>> Begin RECORDS PROVIDED
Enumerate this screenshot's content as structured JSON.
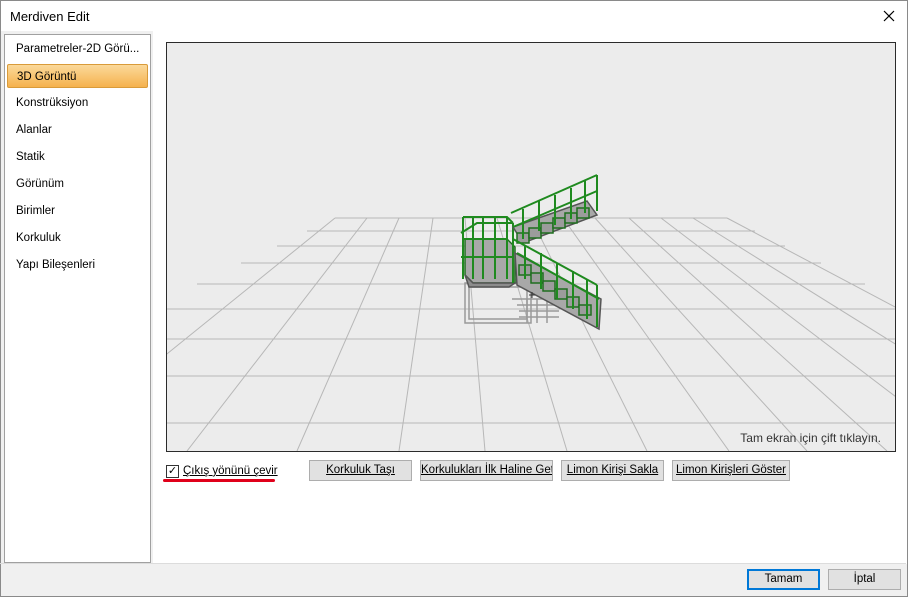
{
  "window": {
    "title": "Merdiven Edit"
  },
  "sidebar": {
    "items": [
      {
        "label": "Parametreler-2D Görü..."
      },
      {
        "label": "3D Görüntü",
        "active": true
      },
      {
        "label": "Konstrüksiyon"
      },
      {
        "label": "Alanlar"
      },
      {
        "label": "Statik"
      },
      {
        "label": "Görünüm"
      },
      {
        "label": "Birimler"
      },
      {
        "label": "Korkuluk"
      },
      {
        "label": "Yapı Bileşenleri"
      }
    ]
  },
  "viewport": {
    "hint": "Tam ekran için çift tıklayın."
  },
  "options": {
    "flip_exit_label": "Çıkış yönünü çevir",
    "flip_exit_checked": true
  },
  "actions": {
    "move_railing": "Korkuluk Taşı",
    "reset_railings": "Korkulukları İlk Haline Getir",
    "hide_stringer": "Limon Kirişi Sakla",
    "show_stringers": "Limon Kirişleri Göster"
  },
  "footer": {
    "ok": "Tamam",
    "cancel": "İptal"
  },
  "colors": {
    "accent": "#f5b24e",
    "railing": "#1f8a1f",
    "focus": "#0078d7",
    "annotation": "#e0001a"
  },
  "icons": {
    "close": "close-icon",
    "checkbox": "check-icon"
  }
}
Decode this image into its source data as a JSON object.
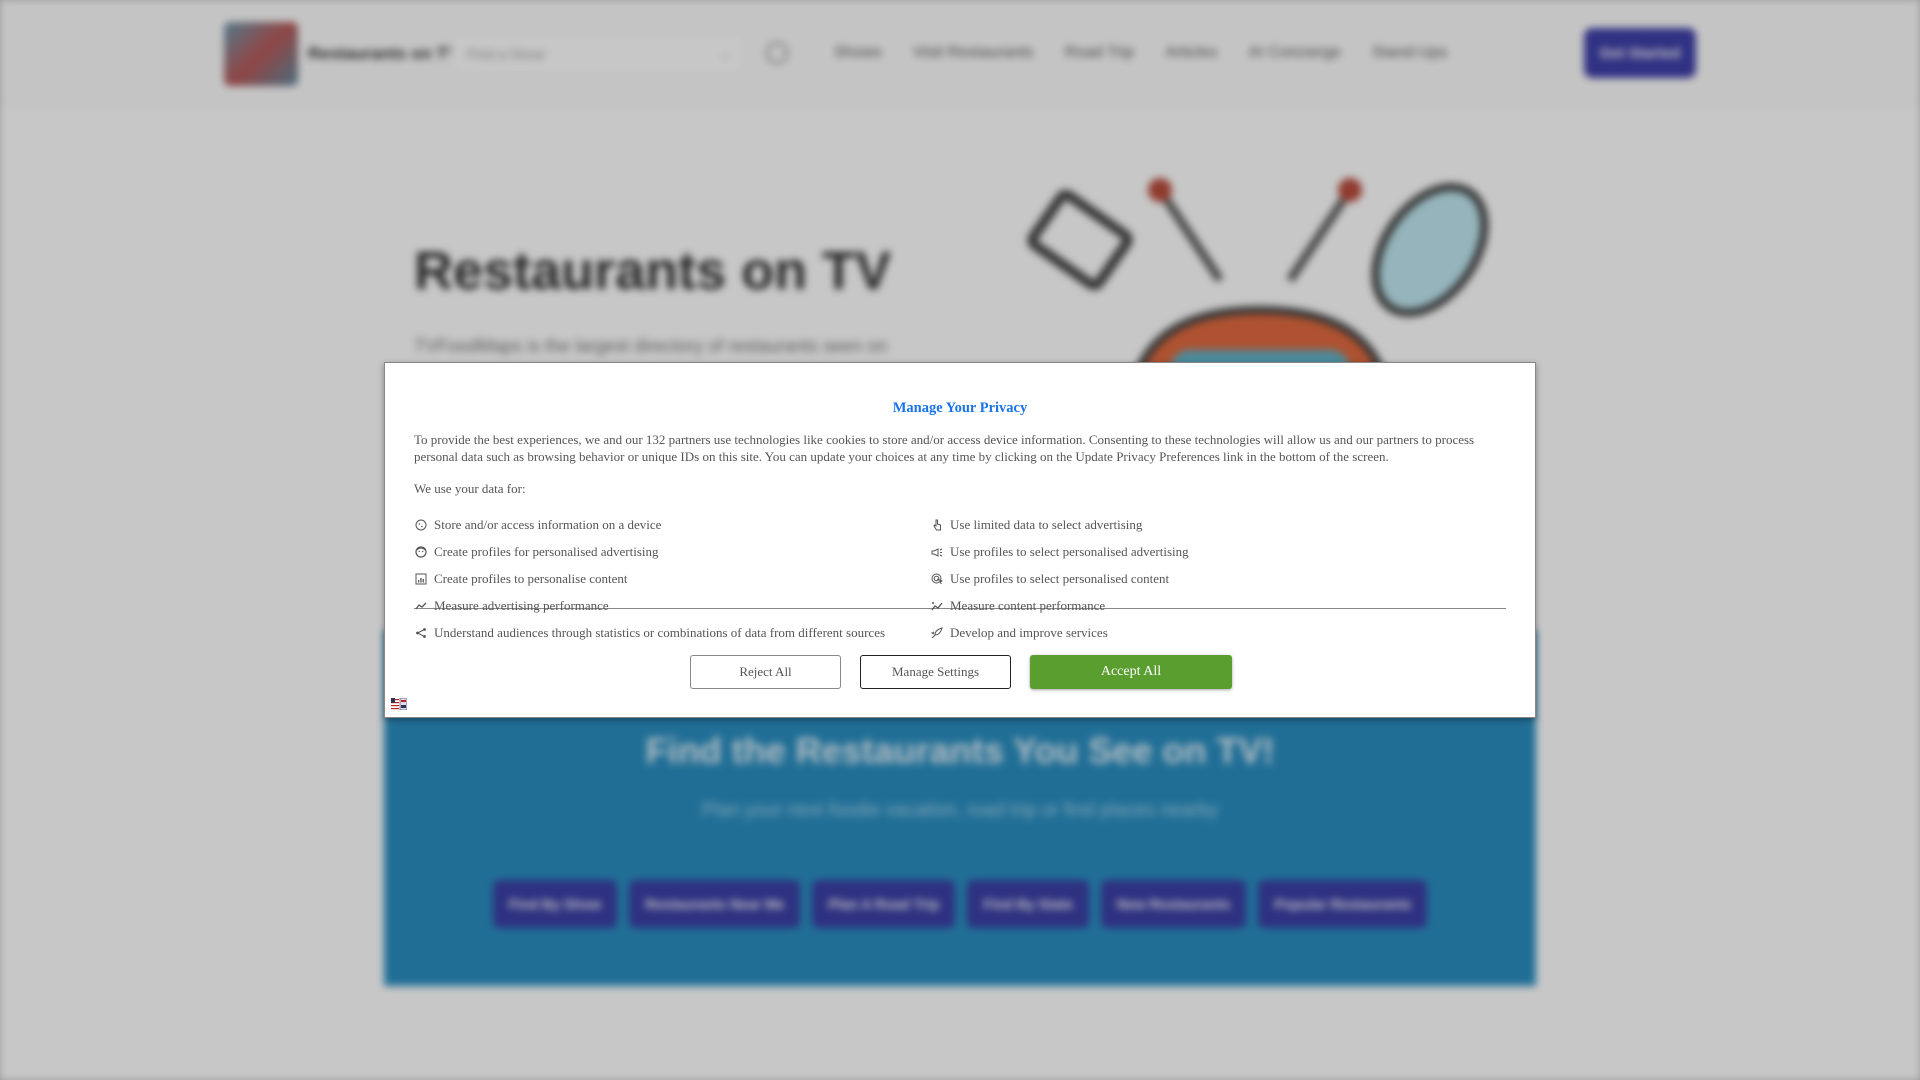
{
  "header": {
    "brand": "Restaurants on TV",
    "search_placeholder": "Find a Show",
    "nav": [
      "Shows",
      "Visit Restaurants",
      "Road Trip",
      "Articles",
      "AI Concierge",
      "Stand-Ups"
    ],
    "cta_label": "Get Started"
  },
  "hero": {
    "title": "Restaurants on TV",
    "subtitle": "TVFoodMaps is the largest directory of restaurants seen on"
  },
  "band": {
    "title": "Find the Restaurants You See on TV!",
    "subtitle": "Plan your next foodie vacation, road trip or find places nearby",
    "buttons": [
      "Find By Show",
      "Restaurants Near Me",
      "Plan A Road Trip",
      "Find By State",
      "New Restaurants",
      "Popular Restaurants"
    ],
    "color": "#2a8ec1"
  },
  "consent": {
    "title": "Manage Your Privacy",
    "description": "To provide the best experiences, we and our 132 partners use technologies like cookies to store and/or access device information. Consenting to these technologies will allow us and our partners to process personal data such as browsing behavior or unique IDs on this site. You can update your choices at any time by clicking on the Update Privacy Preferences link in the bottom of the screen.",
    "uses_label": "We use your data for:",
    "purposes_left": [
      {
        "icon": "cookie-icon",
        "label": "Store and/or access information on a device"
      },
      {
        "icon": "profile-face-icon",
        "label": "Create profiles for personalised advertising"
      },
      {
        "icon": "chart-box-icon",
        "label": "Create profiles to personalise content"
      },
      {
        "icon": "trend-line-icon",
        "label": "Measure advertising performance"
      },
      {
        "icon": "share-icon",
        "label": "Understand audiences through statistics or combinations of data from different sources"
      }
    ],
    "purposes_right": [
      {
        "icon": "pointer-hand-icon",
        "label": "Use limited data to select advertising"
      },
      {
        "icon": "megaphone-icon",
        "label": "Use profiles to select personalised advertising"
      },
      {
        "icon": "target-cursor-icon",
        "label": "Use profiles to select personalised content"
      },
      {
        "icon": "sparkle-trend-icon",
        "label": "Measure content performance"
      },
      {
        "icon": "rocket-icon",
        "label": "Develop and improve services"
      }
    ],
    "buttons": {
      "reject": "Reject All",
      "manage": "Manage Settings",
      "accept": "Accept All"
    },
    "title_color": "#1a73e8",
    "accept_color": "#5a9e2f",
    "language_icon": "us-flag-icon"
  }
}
>> End RECORDS PROVIDED
>> Begin RECORDS PROVIDED
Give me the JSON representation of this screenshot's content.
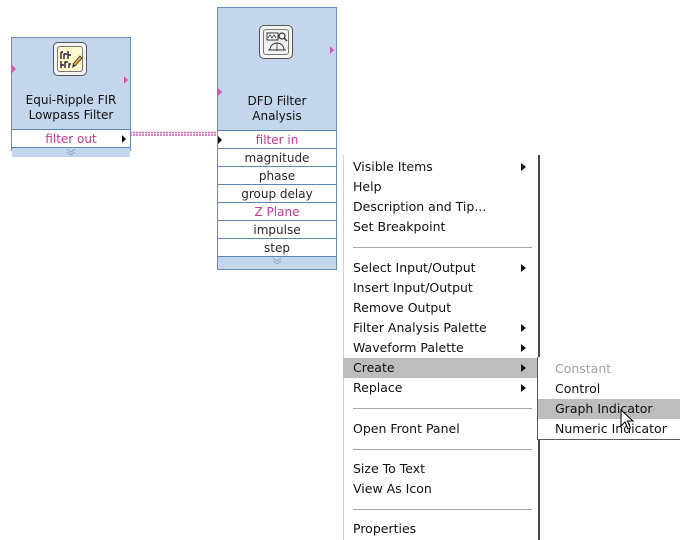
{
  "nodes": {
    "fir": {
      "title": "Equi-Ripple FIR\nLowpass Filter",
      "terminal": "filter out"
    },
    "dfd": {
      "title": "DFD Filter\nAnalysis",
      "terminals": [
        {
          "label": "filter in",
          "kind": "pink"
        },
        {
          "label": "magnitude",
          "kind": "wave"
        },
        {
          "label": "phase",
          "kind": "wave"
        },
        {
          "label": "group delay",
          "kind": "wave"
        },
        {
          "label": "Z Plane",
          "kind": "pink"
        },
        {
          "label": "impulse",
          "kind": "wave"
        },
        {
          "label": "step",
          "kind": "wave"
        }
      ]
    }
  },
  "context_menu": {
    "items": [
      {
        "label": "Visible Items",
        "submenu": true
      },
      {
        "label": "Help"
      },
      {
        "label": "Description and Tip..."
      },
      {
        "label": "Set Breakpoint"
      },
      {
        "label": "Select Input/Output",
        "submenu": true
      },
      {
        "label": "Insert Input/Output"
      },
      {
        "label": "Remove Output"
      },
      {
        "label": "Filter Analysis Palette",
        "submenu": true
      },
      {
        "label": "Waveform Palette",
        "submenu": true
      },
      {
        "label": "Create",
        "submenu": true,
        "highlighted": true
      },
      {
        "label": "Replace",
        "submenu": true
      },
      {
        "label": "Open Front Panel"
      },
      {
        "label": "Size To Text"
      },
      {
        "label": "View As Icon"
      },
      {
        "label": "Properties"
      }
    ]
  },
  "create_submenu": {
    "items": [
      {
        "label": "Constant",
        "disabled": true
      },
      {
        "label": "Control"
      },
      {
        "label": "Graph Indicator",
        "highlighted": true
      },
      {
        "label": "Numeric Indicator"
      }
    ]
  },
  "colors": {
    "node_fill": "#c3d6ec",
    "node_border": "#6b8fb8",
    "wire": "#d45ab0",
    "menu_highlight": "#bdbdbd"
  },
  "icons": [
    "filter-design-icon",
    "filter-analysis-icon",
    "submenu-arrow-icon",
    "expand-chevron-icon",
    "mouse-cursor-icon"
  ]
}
>> End RECORDS PROVIDED
* [TASK OBJECTIVE]: Give the number of lines containing the word "Indicator". No other answer is needed.

* [REPLY TO THE TASK]: 2